TASKS.
**1.** Answer these questions using the interview excerpt:
(a) Which state's shoreline is named as the place where Jeff Mather grew up?
(b) What is the name of the liberal arts college, and in what region is it located?
(c) What was the major, and what does that field study?
**2.** Pull out the stretch of the interview excerpt from "At some point, moving" through "the Connecticut shore.", copied word for word.

And my parents never second guessed my choices.

Jeff Mather

They supported and encouraged me at every step.

Bill Cleveland

Aren't you a lucky guy?

Bill Cleveland

That's really wonderful.

Bill Cleveland

At some point, moving from a kid excited and interested and living in a rich cultural environment, you decided that it was going to be your life path.

Bill Cleveland

Is that a turning point or that just happened naturally?

Jeff Mather

Yeah.

Jeff Mather

So I went from Connecticut, from growing up in the Connecticut shore.

Jeff Mather

I went to a liberal arts college in the Finger Lakes in upstate New York called Hobart and William Smith.

Jeff Mather

And you were able at that school to design your own major.

Jeff Mather

And even though I was making a lot of art, filmmaking and sculpture, I was not an art major.

Jeff Mather

I was a proxemics major.

Jeff Mather

That's a branch of anthropology that studies how our perceptions of space and our use of space is culturally determined.

ITEMS.
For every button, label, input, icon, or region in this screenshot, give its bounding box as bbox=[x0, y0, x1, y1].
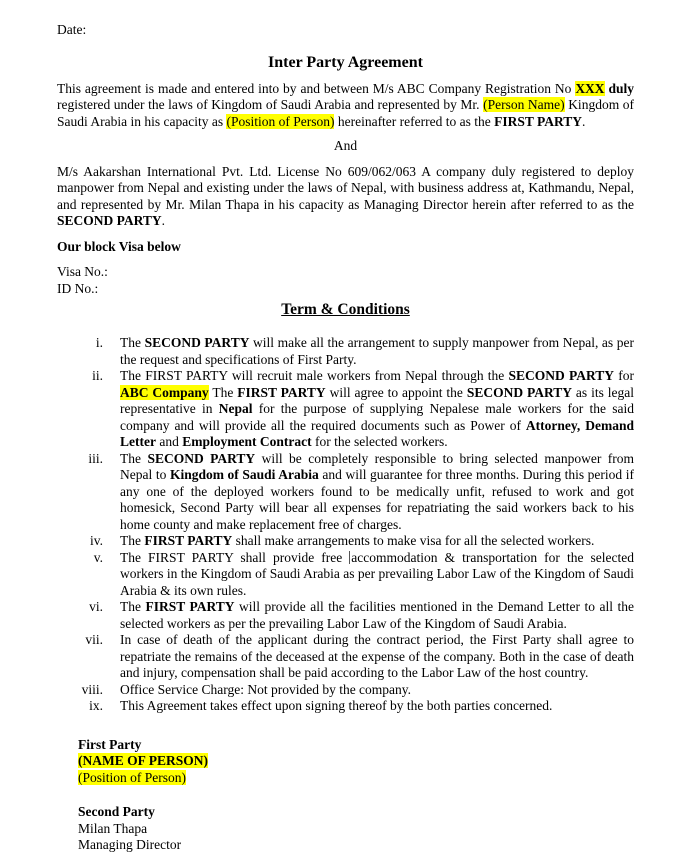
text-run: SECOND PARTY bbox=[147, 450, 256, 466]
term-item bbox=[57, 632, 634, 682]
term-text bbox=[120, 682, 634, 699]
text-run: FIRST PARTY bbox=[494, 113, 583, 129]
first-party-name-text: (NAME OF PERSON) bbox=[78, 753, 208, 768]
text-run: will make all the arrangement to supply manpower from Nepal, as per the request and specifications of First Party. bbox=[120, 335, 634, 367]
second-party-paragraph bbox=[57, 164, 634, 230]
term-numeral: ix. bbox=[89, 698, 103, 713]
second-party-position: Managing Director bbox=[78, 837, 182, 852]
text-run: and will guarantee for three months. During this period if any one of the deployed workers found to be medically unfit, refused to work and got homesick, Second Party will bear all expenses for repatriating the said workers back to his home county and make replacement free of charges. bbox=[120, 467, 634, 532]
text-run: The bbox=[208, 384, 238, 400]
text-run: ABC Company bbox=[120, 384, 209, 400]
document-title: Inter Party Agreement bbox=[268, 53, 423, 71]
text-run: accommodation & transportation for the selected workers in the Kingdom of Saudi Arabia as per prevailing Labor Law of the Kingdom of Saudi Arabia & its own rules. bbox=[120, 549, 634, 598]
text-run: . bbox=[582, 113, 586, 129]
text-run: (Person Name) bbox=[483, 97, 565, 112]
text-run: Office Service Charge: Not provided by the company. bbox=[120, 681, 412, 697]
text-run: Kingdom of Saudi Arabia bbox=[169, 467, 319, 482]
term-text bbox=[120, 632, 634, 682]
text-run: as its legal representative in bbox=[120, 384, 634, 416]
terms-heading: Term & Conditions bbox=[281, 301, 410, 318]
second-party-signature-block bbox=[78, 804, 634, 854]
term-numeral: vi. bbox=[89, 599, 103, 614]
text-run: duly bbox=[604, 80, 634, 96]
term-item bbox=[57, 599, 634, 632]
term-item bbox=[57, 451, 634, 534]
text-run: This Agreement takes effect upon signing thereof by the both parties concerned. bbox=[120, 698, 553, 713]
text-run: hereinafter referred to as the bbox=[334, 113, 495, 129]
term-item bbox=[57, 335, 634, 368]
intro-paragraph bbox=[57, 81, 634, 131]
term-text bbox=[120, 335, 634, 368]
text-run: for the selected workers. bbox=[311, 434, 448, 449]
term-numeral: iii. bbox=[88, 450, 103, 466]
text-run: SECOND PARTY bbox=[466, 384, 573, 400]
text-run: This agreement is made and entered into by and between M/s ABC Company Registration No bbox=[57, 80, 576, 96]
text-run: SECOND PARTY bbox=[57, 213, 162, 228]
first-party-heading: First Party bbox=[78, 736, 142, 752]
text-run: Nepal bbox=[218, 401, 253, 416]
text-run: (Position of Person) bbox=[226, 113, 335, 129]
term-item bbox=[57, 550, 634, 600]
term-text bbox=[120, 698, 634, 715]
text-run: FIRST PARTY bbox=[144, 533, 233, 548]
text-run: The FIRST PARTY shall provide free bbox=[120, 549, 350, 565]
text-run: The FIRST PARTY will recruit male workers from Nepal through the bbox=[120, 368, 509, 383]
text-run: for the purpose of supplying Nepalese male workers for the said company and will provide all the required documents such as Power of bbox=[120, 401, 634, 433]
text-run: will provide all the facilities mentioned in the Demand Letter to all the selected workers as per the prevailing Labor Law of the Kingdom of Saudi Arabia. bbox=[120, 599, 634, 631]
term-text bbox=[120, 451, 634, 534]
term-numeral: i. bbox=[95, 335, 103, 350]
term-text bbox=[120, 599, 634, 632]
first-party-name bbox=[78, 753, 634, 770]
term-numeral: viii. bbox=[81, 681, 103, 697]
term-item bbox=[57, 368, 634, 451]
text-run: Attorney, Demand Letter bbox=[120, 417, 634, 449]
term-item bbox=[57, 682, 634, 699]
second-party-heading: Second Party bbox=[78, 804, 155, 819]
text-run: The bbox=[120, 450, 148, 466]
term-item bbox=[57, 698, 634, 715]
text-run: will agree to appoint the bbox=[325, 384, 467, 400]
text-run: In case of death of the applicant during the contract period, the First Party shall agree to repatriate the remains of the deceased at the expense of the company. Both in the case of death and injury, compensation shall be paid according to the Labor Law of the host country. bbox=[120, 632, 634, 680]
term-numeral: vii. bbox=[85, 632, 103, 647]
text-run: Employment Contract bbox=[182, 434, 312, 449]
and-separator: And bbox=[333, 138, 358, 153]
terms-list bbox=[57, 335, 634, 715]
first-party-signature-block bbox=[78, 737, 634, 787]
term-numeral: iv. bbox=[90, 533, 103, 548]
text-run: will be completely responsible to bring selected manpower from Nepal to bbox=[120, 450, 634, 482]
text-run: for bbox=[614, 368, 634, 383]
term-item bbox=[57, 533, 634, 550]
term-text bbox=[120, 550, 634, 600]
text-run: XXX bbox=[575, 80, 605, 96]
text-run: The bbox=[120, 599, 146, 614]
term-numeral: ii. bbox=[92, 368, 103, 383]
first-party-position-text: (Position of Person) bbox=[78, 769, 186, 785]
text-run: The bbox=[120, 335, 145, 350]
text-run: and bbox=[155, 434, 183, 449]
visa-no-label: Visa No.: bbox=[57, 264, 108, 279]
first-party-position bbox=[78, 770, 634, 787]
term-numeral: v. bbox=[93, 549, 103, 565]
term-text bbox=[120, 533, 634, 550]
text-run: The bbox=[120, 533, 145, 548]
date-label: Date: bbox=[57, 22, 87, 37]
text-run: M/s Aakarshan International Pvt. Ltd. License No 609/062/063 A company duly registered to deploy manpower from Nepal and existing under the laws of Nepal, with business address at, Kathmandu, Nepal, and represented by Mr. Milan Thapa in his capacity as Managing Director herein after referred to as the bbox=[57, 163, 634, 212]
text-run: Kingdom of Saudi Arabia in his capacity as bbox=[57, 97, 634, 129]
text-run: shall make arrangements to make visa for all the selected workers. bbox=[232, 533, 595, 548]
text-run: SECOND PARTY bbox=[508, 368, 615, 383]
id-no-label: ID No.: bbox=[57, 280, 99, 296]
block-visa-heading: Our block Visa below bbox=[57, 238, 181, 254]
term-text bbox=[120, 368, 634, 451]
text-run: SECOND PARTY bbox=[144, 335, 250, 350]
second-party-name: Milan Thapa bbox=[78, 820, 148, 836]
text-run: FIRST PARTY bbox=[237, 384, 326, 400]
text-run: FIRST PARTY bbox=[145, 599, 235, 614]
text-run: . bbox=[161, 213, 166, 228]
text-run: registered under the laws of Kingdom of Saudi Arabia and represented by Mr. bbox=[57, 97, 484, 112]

SOLUTIONS TO THE EXERCISE.
**1.**
(a) Connecticut.
(b) Hobart and William Smith, in the Finger Lakes in upstate New York.
(c) Proxemics, a branch of anthropology that studies how our perceptions of space and our use of space are culturally determined.

**2.**
At some point, moving from a kid excited and interested and living in a rich cultural environment, you decided that it was going to be your life path.

Bill Cleveland

Is that a turning point or that just happened naturally?

Jeff Mather

Yeah.

Jeff Mather

So I went from Connecticut, from growing up in the Connecticut shore.